Written instruction
Give the number of lines below that contain the word "data", and nothing else.

The records
'''
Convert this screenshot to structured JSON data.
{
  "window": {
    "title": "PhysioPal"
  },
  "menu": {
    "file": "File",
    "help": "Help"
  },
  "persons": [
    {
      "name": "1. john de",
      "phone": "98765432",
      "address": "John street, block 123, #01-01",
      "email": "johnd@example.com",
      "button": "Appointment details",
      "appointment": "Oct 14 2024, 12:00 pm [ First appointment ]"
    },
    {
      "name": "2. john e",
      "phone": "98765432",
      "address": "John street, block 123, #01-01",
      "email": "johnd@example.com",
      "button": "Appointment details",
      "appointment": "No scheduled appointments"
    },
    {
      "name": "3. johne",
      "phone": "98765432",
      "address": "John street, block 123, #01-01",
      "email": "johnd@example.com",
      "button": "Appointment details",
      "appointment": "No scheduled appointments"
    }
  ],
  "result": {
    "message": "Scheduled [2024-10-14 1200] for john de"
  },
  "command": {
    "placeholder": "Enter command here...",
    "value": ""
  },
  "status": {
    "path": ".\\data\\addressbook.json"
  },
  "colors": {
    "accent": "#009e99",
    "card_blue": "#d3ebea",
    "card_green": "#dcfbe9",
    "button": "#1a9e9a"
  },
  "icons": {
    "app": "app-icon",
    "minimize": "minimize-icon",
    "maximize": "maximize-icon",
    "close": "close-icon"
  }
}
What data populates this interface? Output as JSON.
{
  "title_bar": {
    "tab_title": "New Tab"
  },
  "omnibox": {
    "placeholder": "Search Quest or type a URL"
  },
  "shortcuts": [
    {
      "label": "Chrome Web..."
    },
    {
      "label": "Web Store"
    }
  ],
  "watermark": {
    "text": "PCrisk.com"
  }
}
'''
'''
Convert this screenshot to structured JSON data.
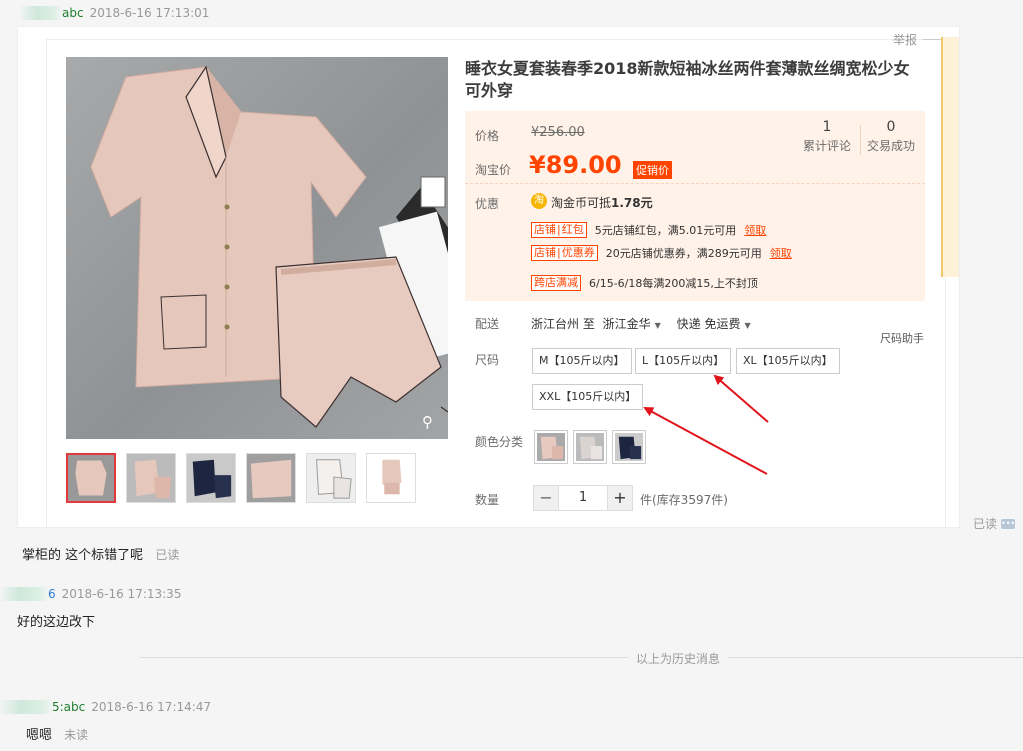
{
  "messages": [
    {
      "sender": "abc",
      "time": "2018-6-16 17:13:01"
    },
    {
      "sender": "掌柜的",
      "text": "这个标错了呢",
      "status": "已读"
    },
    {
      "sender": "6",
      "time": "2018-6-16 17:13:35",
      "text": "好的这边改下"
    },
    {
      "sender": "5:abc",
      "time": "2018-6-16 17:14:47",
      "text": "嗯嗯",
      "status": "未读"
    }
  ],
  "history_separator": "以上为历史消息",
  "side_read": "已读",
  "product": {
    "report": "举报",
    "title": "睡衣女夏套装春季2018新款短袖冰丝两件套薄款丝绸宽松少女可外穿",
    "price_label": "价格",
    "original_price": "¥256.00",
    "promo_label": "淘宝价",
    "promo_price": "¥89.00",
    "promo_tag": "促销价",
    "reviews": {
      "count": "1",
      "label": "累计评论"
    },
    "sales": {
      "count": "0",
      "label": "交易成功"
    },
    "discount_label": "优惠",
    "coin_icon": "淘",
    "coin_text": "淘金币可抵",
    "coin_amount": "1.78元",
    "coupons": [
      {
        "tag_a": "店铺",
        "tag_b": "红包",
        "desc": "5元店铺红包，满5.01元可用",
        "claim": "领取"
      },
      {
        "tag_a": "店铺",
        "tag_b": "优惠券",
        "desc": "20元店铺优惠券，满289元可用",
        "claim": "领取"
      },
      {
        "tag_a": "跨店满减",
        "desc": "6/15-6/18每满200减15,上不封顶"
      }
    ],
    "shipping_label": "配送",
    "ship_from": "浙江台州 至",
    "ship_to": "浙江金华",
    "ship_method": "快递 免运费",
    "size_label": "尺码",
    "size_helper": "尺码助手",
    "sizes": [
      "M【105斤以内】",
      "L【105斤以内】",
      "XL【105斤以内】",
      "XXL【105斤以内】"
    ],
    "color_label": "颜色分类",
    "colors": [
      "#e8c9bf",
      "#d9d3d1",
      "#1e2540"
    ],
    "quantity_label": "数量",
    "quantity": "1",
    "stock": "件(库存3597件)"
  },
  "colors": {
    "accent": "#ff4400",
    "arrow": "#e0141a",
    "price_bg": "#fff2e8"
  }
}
'''
Correct output
4